_EXERCISE DESCRIPTION:_
Each record needs to be echoed exactly; can you do that?

_SOURCE DATA:_
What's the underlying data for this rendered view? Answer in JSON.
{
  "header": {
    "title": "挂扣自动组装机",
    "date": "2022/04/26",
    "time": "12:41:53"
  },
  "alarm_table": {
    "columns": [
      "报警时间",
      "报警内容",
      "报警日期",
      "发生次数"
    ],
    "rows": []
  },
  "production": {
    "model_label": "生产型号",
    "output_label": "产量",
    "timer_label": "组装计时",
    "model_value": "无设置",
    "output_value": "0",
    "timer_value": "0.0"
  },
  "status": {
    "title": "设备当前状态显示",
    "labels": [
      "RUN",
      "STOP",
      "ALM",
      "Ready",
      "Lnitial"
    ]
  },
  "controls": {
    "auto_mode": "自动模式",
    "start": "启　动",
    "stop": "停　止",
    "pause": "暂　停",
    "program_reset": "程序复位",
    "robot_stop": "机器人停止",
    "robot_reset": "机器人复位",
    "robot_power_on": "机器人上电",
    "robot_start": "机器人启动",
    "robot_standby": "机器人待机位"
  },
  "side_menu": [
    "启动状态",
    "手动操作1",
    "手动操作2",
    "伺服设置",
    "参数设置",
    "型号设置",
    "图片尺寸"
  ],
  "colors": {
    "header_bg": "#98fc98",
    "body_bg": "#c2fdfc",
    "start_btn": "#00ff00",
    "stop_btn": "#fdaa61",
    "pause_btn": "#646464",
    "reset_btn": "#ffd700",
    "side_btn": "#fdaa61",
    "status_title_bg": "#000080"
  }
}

_WRITTEN REPLY:_
What's the underlying data for this rendered view? Answer in JSON.
{
  "header": {
    "title": "挂扣自动组装机",
    "date": "2022/04/26",
    "time": "12:41:53"
  },
  "alarm_table": {
    "columns": [
      "报警时间",
      "报警内容",
      "报警日期",
      "发生次数"
    ],
    "rows": []
  },
  "production": {
    "model_label": "生产型号",
    "output_label": "产量",
    "timer_label": "组装计时",
    "model_value": "无设置",
    "output_value": "0",
    "timer_value": "0.0"
  },
  "status": {
    "title": "设备当前状态显示",
    "labels": [
      "RUN",
      "STOP",
      "ALM",
      "Ready",
      "Lnitial"
    ]
  },
  "controls": {
    "auto_mode": "自动模式",
    "start": "启　动",
    "stop": "停　止",
    "pause": "暂　停",
    "program_reset": "程序复位",
    "robot_stop": "机器人停止",
    "robot_reset": "机器人复位",
    "robot_power_on": "机器人上电",
    "robot_start": "机器人启动",
    "robot_standby": "机器人待机位"
  },
  "side_menu": [
    "启动状态",
    "手动操作1",
    "手动操作2",
    "伺服设置",
    "参数设置",
    "型号设置",
    "图片尺寸"
  ],
  "colors": {
    "header_bg": "#98fc98",
    "body_bg": "#c2fdfc",
    "start_btn": "#00ff00",
    "stop_btn": "#fdaa61",
    "pause_btn": "#646464",
    "reset_btn": "#ffd700",
    "side_btn": "#fdaa61",
    "status_title_bg": "#000080"
  }
}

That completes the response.